Each record below should appear again exactly as written.
— Begin Data to process —
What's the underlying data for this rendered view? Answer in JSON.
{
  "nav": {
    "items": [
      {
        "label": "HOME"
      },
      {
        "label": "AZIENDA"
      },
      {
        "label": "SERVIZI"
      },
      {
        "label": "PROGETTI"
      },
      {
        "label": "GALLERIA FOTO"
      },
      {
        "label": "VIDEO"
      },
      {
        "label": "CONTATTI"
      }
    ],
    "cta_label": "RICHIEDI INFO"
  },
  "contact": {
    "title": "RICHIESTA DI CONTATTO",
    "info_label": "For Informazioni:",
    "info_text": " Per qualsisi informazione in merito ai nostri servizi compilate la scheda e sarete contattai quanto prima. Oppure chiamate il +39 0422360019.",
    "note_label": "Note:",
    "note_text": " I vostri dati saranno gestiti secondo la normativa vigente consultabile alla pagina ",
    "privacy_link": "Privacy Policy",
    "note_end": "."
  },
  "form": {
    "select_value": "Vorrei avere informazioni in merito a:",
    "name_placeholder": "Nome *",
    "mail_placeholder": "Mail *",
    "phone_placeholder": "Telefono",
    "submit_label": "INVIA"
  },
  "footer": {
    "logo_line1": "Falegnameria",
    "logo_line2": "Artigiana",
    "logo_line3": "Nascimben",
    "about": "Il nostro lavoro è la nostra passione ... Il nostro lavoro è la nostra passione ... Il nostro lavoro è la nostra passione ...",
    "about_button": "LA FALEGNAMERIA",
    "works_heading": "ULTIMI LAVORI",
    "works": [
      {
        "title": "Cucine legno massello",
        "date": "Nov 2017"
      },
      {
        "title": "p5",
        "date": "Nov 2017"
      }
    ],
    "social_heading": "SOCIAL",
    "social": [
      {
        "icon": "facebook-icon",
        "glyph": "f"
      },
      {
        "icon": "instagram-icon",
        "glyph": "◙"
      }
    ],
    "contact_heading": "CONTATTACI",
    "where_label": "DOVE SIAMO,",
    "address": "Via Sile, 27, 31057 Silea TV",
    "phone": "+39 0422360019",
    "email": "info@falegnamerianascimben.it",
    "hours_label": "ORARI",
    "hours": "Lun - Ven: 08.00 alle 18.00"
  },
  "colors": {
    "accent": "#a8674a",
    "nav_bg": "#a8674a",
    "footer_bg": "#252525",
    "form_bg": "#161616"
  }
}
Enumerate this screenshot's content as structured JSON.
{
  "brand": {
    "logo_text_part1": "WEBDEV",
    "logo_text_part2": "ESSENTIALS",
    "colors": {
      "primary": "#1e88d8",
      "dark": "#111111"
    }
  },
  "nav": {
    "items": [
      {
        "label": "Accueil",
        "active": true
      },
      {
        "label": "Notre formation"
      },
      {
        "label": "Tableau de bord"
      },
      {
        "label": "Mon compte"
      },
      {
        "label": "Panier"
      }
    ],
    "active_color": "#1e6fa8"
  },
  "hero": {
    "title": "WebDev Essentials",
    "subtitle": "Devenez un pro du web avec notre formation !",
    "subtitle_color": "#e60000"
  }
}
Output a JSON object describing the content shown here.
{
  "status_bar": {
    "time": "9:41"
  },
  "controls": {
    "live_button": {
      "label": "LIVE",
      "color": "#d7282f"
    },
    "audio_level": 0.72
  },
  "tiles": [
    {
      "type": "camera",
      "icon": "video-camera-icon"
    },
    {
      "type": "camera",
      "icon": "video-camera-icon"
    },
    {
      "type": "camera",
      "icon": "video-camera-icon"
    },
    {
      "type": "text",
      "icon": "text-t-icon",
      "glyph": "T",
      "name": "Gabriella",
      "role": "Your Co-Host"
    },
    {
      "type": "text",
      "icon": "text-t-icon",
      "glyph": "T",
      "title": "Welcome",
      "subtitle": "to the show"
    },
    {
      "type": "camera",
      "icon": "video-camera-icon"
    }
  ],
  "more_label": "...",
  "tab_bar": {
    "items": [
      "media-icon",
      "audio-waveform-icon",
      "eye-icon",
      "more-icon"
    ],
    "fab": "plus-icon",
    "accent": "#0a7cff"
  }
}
— End Data to process —
◆ **Right answer**:
What's the underlying data for this rendered view? Answer in JSON.
{
  "nav": {
    "items": [
      {
        "label": "HOME"
      },
      {
        "label": "AZIENDA"
      },
      {
        "label": "SERVIZI"
      },
      {
        "label": "PROGETTI"
      },
      {
        "label": "GALLERIA FOTO"
      },
      {
        "label": "VIDEO"
      },
      {
        "label": "CONTATTI"
      }
    ],
    "cta_label": "RICHIEDI INFO"
  },
  "contact": {
    "title": "RICHIESTA DI CONTATTO",
    "info_label": "For Informazioni:",
    "info_text": " Per qualsisi informazione in merito ai nostri servizi compilate la scheda e sarete contattai quanto prima. Oppure chiamate il +39 0422360019.",
    "note_label": "Note:",
    "note_text": " I vostri dati saranno gestiti secondo la normativa vigente consultabile alla pagina ",
    "privacy_link": "Privacy Policy",
    "note_end": "."
  },
  "form": {
    "select_value": "Vorrei avere informazioni in merito a:",
    "name_placeholder": "Nome *",
    "mail_placeholder": "Mail *",
    "phone_placeholder": "Telefono",
    "submit_label": "INVIA"
  },
  "footer": {
    "logo_line1": "Falegnameria",
    "logo_line2": "Artigiana",
    "logo_line3": "Nascimben",
    "about": "Il nostro lavoro è la nostra passione ... Il nostro lavoro è la nostra passione ... Il nostro lavoro è la nostra passione ...",
    "about_button": "LA FALEGNAMERIA",
    "works_heading": "ULTIMI LAVORI",
    "works": [
      {
        "title": "Cucine legno massello",
        "date": "Nov 2017"
      },
      {
        "title": "p5",
        "date": "Nov 2017"
      }
    ],
    "social_heading": "SOCIAL",
    "social": [
      {
        "icon": "facebook-icon",
        "glyph": "f"
      },
      {
        "icon": "instagram-icon",
        "glyph": "◙"
      }
    ],
    "contact_heading": "CONTATTACI",
    "where_label": "DOVE SIAMO,",
    "address": "Via Sile, 27, 31057 Silea TV",
    "phone": "+39 0422360019",
    "email": "info@falegnamerianascimben.it",
    "hours_label": "ORARI",
    "hours": "Lun - Ven: 08.00 alle 18.00"
  },
  "colors": {
    "accent": "#a8674a",
    "nav_bg": "#a8674a",
    "footer_bg": "#252525",
    "form_bg": "#161616"
  }
}
Enumerate this screenshot's content as structured JSON.
{
  "brand": {
    "logo_text_part1": "WEBDEV",
    "logo_text_part2": "ESSENTIALS",
    "colors": {
      "primary": "#1e88d8",
      "dark": "#111111"
    }
  },
  "nav": {
    "items": [
      {
        "label": "Accueil",
        "active": true
      },
      {
        "label": "Notre formation"
      },
      {
        "label": "Tableau de bord"
      },
      {
        "label": "Mon compte"
      },
      {
        "label": "Panier"
      }
    ],
    "active_color": "#1e6fa8"
  },
  "hero": {
    "title": "WebDev Essentials",
    "subtitle": "Devenez un pro du web avec notre formation !",
    "subtitle_color": "#e60000"
  }
}
Output a JSON object describing the content shown here.
{
  "status_bar": {
    "time": "9:41"
  },
  "controls": {
    "live_button": {
      "label": "LIVE",
      "color": "#d7282f"
    },
    "audio_level": 0.72
  },
  "tiles": [
    {
      "type": "camera",
      "icon": "video-camera-icon"
    },
    {
      "type": "camera",
      "icon": "video-camera-icon"
    },
    {
      "type": "camera",
      "icon": "video-camera-icon"
    },
    {
      "type": "text",
      "icon": "text-t-icon",
      "glyph": "T",
      "name": "Gabriella",
      "role": "Your Co-Host"
    },
    {
      "type": "text",
      "icon": "text-t-icon",
      "glyph": "T",
      "title": "Welcome",
      "subtitle": "to the show"
    },
    {
      "type": "camera",
      "icon": "video-camera-icon"
    }
  ],
  "more_label": "...",
  "tab_bar": {
    "items": [
      "media-icon",
      "audio-waveform-icon",
      "eye-icon",
      "more-icon"
    ],
    "fab": "plus-icon",
    "accent": "#0a7cff"
  }
}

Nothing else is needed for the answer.